[Extracted data entries]
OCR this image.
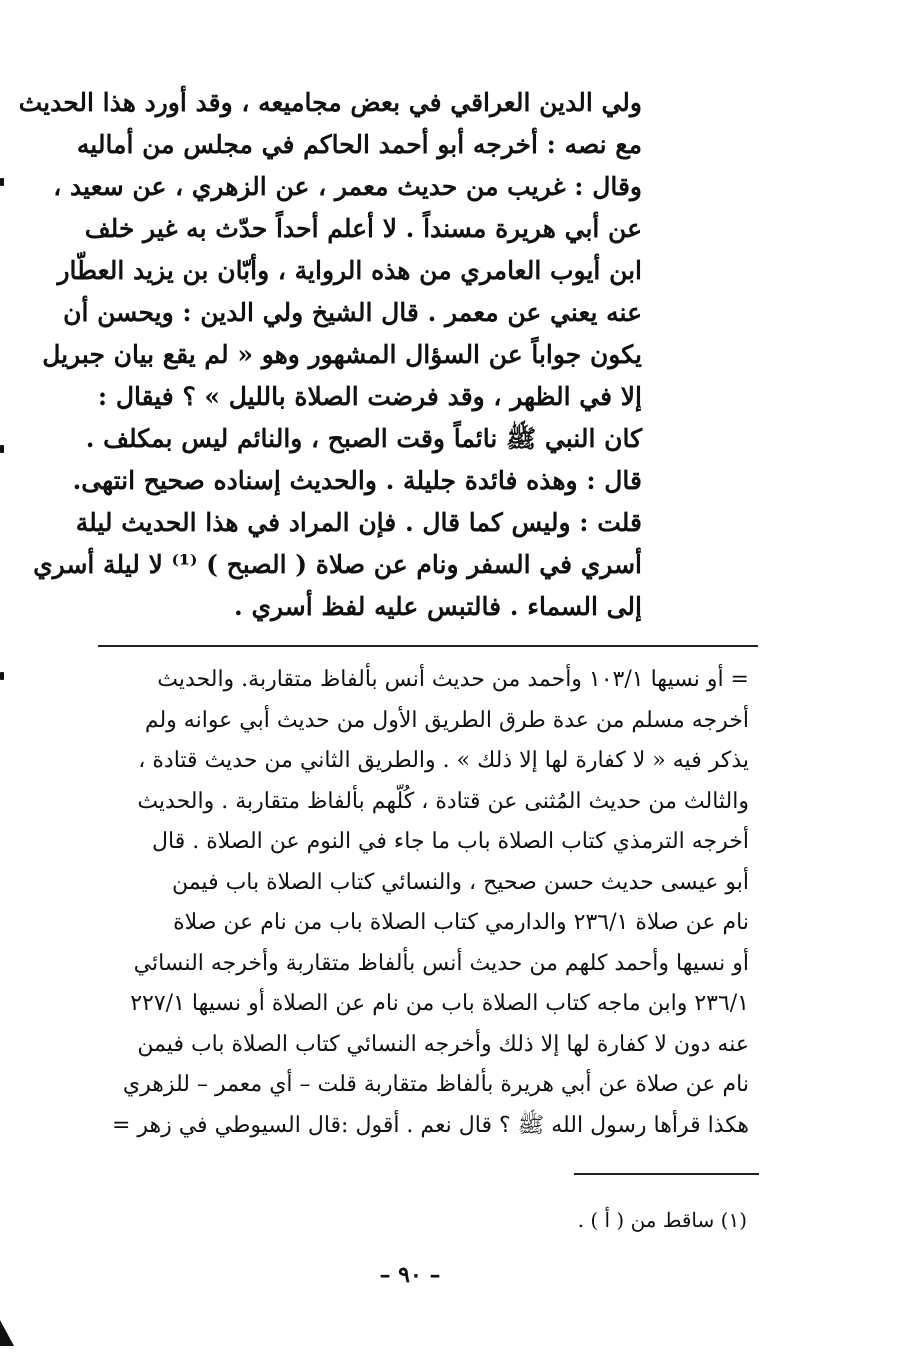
ولي الدين العراقي في بعض مجاميعه ، وقد أورد هذا الحديث
مع نصه : أخرجه أبو أحمد الحاكم في مجلس من أماليه
وقال : غريب من حديث معمر ، عن الزهري ، عن سعيد ،
عن أبي هريرة مسنداً . لا أعلم أحداً حدّث به غير خلف
ابن أيوب العامري من هذه الرواية ، وأبّان بن يزيد العطّار
عنه يعني عن معمر . قال الشيخ ولي الدين : ويحسن أن
يكون جواباً عن السؤال المشهور وهو « لم يقع بيان جبريل
إلا في الظهر ، وقد فرضت الصلاة بالليل » ؟ فيقال :
كان النبي ﷺ نائماً وقت الصبح ، والنائم ليس بمكلف .
قال : وهذه فائدة جليلة . والحديث إسناده صحيح انتهى.
قلت : وليس كما قال . فإن المراد في هذا الحديث ليلة
أسري في السفر ونام عن صلاة ( الصبح ) ⁽¹⁾ لا ليلة أسري
إلى السماء . فالتبس عليه لفظ أسري .
= أو نسيها ١٠٣/١ وأحمد من حديث أنس بألفاظ متقاربة. والحديث
أخرجه مسلم من عدة طرق الطريق الأول من حديث أبي عوانه ولم
يذكر فيه « لا كفارة لها إلا ذلك » . والطريق الثاني من حديث قتادة ،
والثالث من حديث المُثنى عن قتادة ، كُلّهم بألفاظ متقاربة . والحديث
أخرجه الترمذي كتاب الصلاة باب ما جاء في النوم عن الصلاة . قال
أبو عيسى حديث حسن صحيح ، والنسائي كتاب الصلاة باب فيمن
نام عن صلاة ٢٣٦/١ والدارمي كتاب الصلاة باب من نام عن صلاة
أو نسيها وأحمد كلهم من حديث أنس بألفاظ متقاربة وأخرجه النسائي
٢٣٦/١ وابن ماجه كتاب الصلاة باب من نام عن الصلاة أو نسيها ٢٢٧/١
عنه دون لا كفارة لها إلا ذلك وأخرجه النسائي كتاب الصلاة باب فيمن
نام عن صلاة عن أبي هريرة بألفاظ متقاربة قلت – أي معمر – للزهري
هكذا قرأها رسول الله ﷺ ؟ قال نعم . أقول :قال السيوطي في زهر =
(١) ساقط من ( أ ) .
– ٩٠ –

*WORK INSTRUCTIONS*: Return the material word for word. Pictures are not part of the copy.

*ANSWER TO THIS PROBLEM*:
OCR this image.
ولي الدين العراقي في بعض مجاميعه ، وقد أورد هذا الحديث
مع نصه : أخرجه أبو أحمد الحاكم في مجلس من أماليه
وقال : غريب من حديث معمر ، عن الزهري ، عن سعيد ،
عن أبي هريرة مسنداً . لا أعلم أحداً حدّث به غير خلف
ابن أيوب العامري من هذه الرواية ، وأبّان بن يزيد العطّار
عنه يعني عن معمر . قال الشيخ ولي الدين : ويحسن أن
يكون جواباً عن السؤال المشهور وهو « لم يقع بيان جبريل
إلا في الظهر ، وقد فرضت الصلاة بالليل » ؟ فيقال :
كان النبي ﷺ نائماً وقت الصبح ، والنائم ليس بمكلف .
قال : وهذه فائدة جليلة . والحديث إسناده صحيح انتهى.
قلت : وليس كما قال . فإن المراد في هذا الحديث ليلة
أسري في السفر ونام عن صلاة ( الصبح ) ⁽¹⁾ لا ليلة أسري
إلى السماء . فالتبس عليه لفظ أسري .
= أو نسيها ١٠٣/١ وأحمد من حديث أنس بألفاظ متقاربة. والحديث
أخرجه مسلم من عدة طرق الطريق الأول من حديث أبي عوانه ولم
يذكر فيه « لا كفارة لها إلا ذلك » . والطريق الثاني من حديث قتادة ،
والثالث من حديث المُثنى عن قتادة ، كُلّهم بألفاظ متقاربة . والحديث
أخرجه الترمذي كتاب الصلاة باب ما جاء في النوم عن الصلاة . قال
أبو عيسى حديث حسن صحيح ، والنسائي كتاب الصلاة باب فيمن
نام عن صلاة ٢٣٦/١ والدارمي كتاب الصلاة باب من نام عن صلاة
أو نسيها وأحمد كلهم من حديث أنس بألفاظ متقاربة وأخرجه النسائي
٢٣٦/١ وابن ماجه كتاب الصلاة باب من نام عن الصلاة أو نسيها ٢٢٧/١
عنه دون لا كفارة لها إلا ذلك وأخرجه النسائي كتاب الصلاة باب فيمن
نام عن صلاة عن أبي هريرة بألفاظ متقاربة قلت – أي معمر – للزهري
هكذا قرأها رسول الله ﷺ ؟ قال نعم . أقول :قال السيوطي في زهر =
(١) ساقط من ( أ ) .
– ٩٠ –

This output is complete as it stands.